Instruction
Scan the data below and report how many lines include the word "text". Nothing else is wanted.

────────────────

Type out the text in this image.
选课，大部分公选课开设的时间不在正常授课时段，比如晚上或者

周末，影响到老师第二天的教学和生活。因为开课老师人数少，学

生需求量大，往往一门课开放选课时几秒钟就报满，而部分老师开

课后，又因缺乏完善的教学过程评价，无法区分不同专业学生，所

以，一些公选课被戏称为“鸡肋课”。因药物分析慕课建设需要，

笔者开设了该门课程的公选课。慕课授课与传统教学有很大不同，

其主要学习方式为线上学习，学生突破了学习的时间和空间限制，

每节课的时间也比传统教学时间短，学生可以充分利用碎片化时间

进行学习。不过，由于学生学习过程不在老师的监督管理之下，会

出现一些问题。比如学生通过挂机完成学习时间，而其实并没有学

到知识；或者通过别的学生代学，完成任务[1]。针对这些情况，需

────────────────

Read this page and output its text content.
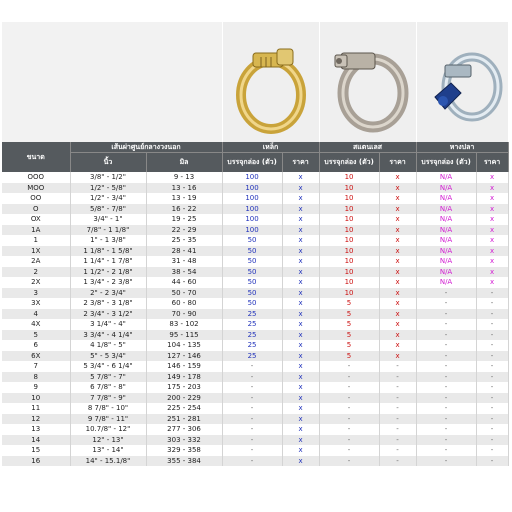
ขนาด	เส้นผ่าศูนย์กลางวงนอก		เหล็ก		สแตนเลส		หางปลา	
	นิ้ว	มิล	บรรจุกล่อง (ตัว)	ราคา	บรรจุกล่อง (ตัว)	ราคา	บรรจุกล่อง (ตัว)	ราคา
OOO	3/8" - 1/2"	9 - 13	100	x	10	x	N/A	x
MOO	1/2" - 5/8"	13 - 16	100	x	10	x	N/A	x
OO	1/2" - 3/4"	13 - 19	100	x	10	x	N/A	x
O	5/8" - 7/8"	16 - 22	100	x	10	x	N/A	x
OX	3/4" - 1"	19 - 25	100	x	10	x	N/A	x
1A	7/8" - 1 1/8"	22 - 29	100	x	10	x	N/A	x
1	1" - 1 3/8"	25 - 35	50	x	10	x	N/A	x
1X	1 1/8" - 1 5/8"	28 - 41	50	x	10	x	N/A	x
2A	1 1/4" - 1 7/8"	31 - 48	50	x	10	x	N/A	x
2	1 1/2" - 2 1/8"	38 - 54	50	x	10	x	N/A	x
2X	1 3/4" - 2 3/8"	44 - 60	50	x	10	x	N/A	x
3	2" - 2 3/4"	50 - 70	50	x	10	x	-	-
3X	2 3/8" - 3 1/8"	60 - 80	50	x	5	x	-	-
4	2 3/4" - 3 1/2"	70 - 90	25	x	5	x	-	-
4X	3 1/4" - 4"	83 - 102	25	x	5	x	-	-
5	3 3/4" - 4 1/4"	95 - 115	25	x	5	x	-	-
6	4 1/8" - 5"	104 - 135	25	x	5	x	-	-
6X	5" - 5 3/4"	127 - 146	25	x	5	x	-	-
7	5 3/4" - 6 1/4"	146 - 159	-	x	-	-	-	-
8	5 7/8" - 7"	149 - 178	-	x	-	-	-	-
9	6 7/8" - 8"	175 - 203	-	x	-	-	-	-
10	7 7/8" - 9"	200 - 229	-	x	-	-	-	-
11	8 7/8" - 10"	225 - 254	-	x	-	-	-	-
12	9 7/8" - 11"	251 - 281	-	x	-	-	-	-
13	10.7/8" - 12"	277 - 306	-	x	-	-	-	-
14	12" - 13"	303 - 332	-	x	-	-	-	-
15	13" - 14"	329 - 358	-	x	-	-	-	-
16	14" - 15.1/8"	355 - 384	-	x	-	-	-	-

────────────────

Answer in full
2